=== Items ===
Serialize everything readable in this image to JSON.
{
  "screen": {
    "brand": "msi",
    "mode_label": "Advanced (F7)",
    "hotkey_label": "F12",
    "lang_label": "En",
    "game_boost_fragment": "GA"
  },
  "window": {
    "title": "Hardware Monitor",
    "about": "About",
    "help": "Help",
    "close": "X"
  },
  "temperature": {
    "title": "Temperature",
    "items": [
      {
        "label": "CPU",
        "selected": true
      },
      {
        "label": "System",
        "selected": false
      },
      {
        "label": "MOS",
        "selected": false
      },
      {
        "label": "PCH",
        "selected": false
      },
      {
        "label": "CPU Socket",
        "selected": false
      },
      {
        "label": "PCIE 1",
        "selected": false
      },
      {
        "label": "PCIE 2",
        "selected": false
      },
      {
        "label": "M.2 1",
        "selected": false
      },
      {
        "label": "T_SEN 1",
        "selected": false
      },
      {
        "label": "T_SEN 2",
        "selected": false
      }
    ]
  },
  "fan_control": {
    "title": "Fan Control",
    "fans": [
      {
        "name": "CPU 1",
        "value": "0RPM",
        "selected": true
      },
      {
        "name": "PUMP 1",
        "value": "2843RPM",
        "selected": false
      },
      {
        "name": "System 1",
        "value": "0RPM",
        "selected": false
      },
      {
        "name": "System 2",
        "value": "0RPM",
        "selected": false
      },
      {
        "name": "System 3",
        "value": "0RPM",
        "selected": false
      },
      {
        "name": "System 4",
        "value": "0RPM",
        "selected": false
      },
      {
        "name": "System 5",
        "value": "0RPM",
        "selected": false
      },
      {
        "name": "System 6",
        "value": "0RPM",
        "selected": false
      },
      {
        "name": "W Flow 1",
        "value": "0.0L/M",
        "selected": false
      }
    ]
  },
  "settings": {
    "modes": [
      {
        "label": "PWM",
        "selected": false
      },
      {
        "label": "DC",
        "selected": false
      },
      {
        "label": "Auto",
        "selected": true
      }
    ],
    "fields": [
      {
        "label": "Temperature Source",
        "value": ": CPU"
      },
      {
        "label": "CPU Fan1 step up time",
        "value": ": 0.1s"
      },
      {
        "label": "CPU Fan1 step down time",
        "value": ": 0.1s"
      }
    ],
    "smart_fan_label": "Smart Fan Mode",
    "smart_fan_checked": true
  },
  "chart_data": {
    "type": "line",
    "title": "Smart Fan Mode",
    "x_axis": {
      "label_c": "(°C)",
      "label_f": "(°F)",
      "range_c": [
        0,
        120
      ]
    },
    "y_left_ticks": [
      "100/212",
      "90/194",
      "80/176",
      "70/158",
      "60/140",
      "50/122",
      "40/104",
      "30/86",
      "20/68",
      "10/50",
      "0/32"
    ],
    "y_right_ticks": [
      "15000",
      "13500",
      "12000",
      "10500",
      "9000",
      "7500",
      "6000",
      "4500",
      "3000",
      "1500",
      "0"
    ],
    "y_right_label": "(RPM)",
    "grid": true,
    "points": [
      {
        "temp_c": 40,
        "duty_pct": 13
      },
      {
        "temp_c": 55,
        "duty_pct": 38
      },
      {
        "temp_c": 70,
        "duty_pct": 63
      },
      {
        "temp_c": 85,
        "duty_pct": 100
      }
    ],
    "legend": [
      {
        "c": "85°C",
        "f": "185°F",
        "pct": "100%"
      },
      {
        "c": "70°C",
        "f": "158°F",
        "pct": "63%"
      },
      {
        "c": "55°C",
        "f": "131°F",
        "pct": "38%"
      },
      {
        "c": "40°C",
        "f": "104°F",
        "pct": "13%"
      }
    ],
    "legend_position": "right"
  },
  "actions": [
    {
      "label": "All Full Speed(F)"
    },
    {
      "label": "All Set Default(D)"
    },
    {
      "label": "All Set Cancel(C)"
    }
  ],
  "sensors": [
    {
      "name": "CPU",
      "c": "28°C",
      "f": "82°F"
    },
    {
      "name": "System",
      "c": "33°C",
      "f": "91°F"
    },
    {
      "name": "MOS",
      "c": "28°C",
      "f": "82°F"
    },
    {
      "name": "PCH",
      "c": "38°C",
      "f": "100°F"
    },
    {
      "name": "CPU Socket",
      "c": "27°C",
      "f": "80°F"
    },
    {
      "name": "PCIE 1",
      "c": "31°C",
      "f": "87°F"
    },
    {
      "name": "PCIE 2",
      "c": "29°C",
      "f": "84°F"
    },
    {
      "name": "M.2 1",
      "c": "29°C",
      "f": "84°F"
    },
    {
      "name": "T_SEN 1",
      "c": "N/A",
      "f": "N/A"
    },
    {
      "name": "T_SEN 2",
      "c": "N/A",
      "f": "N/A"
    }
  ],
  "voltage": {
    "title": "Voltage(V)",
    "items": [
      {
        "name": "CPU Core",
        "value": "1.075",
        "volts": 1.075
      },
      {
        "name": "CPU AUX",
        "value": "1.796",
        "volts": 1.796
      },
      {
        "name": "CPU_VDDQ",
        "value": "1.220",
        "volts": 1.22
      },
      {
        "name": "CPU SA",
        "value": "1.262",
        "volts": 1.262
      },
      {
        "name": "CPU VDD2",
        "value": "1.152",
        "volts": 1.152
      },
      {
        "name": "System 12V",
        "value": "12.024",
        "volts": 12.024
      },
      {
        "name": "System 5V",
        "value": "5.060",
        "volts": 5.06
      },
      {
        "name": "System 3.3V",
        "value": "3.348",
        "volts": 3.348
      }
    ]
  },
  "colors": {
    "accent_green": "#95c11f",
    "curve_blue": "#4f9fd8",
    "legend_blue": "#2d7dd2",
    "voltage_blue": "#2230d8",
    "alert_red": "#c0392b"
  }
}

=== Objective ===
Repeat all the entries exactly as given.

=== Response for this exercise ===
Serialize everything readable in this image to JSON.
{
  "screen": {
    "brand": "msi",
    "mode_label": "Advanced (F7)",
    "hotkey_label": "F12",
    "lang_label": "En",
    "game_boost_fragment": "GA"
  },
  "window": {
    "title": "Hardware Monitor",
    "about": "About",
    "help": "Help",
    "close": "X"
  },
  "temperature": {
    "title": "Temperature",
    "items": [
      {
        "label": "CPU",
        "selected": true
      },
      {
        "label": "System",
        "selected": false
      },
      {
        "label": "MOS",
        "selected": false
      },
      {
        "label": "PCH",
        "selected": false
      },
      {
        "label": "CPU Socket",
        "selected": false
      },
      {
        "label": "PCIE 1",
        "selected": false
      },
      {
        "label": "PCIE 2",
        "selected": false
      },
      {
        "label": "M.2 1",
        "selected": false
      },
      {
        "label": "T_SEN 1",
        "selected": false
      },
      {
        "label": "T_SEN 2",
        "selected": false
      }
    ]
  },
  "fan_control": {
    "title": "Fan Control",
    "fans": [
      {
        "name": "CPU 1",
        "value": "0RPM",
        "selected": true
      },
      {
        "name": "PUMP 1",
        "value": "2843RPM",
        "selected": false
      },
      {
        "name": "System 1",
        "value": "0RPM",
        "selected": false
      },
      {
        "name": "System 2",
        "value": "0RPM",
        "selected": false
      },
      {
        "name": "System 3",
        "value": "0RPM",
        "selected": false
      },
      {
        "name": "System 4",
        "value": "0RPM",
        "selected": false
      },
      {
        "name": "System 5",
        "value": "0RPM",
        "selected": false
      },
      {
        "name": "System 6",
        "value": "0RPM",
        "selected": false
      },
      {
        "name": "W Flow 1",
        "value": "0.0L/M",
        "selected": false
      }
    ]
  },
  "settings": {
    "modes": [
      {
        "label": "PWM",
        "selected": false
      },
      {
        "label": "DC",
        "selected": false
      },
      {
        "label": "Auto",
        "selected": true
      }
    ],
    "fields": [
      {
        "label": "Temperature Source",
        "value": ": CPU"
      },
      {
        "label": "CPU Fan1 step up time",
        "value": ": 0.1s"
      },
      {
        "label": "CPU Fan1 step down time",
        "value": ": 0.1s"
      }
    ],
    "smart_fan_label": "Smart Fan Mode",
    "smart_fan_checked": true
  },
  "chart_data": {
    "type": "line",
    "title": "Smart Fan Mode",
    "x_axis": {
      "label_c": "(°C)",
      "label_f": "(°F)",
      "range_c": [
        0,
        120
      ]
    },
    "y_left_ticks": [
      "100/212",
      "90/194",
      "80/176",
      "70/158",
      "60/140",
      "50/122",
      "40/104",
      "30/86",
      "20/68",
      "10/50",
      "0/32"
    ],
    "y_right_ticks": [
      "15000",
      "13500",
      "12000",
      "10500",
      "9000",
      "7500",
      "6000",
      "4500",
      "3000",
      "1500",
      "0"
    ],
    "y_right_label": "(RPM)",
    "grid": true,
    "points": [
      {
        "temp_c": 40,
        "duty_pct": 13
      },
      {
        "temp_c": 55,
        "duty_pct": 38
      },
      {
        "temp_c": 70,
        "duty_pct": 63
      },
      {
        "temp_c": 85,
        "duty_pct": 100
      }
    ],
    "legend": [
      {
        "c": "85°C",
        "f": "185°F",
        "pct": "100%"
      },
      {
        "c": "70°C",
        "f": "158°F",
        "pct": "63%"
      },
      {
        "c": "55°C",
        "f": "131°F",
        "pct": "38%"
      },
      {
        "c": "40°C",
        "f": "104°F",
        "pct": "13%"
      }
    ],
    "legend_position": "right"
  },
  "actions": [
    {
      "label": "All Full Speed(F)"
    },
    {
      "label": "All Set Default(D)"
    },
    {
      "label": "All Set Cancel(C)"
    }
  ],
  "sensors": [
    {
      "name": "CPU",
      "c": "28°C",
      "f": "82°F"
    },
    {
      "name": "System",
      "c": "33°C",
      "f": "91°F"
    },
    {
      "name": "MOS",
      "c": "28°C",
      "f": "82°F"
    },
    {
      "name": "PCH",
      "c": "38°C",
      "f": "100°F"
    },
    {
      "name": "CPU Socket",
      "c": "27°C",
      "f": "80°F"
    },
    {
      "name": "PCIE 1",
      "c": "31°C",
      "f": "87°F"
    },
    {
      "name": "PCIE 2",
      "c": "29°C",
      "f": "84°F"
    },
    {
      "name": "M.2 1",
      "c": "29°C",
      "f": "84°F"
    },
    {
      "name": "T_SEN 1",
      "c": "N/A",
      "f": "N/A"
    },
    {
      "name": "T_SEN 2",
      "c": "N/A",
      "f": "N/A"
    }
  ],
  "voltage": {
    "title": "Voltage(V)",
    "items": [
      {
        "name": "CPU Core",
        "value": "1.075",
        "volts": 1.075
      },
      {
        "name": "CPU AUX",
        "value": "1.796",
        "volts": 1.796
      },
      {
        "name": "CPU_VDDQ",
        "value": "1.220",
        "volts": 1.22
      },
      {
        "name": "CPU SA",
        "value": "1.262",
        "volts": 1.262
      },
      {
        "name": "CPU VDD2",
        "value": "1.152",
        "volts": 1.152
      },
      {
        "name": "System 12V",
        "value": "12.024",
        "volts": 12.024
      },
      {
        "name": "System 5V",
        "value": "5.060",
        "volts": 5.06
      },
      {
        "name": "System 3.3V",
        "value": "3.348",
        "volts": 3.348
      }
    ]
  },
  "colors": {
    "accent_green": "#95c11f",
    "curve_blue": "#4f9fd8",
    "legend_blue": "#2d7dd2",
    "voltage_blue": "#2230d8",
    "alert_red": "#c0392b"
  }
}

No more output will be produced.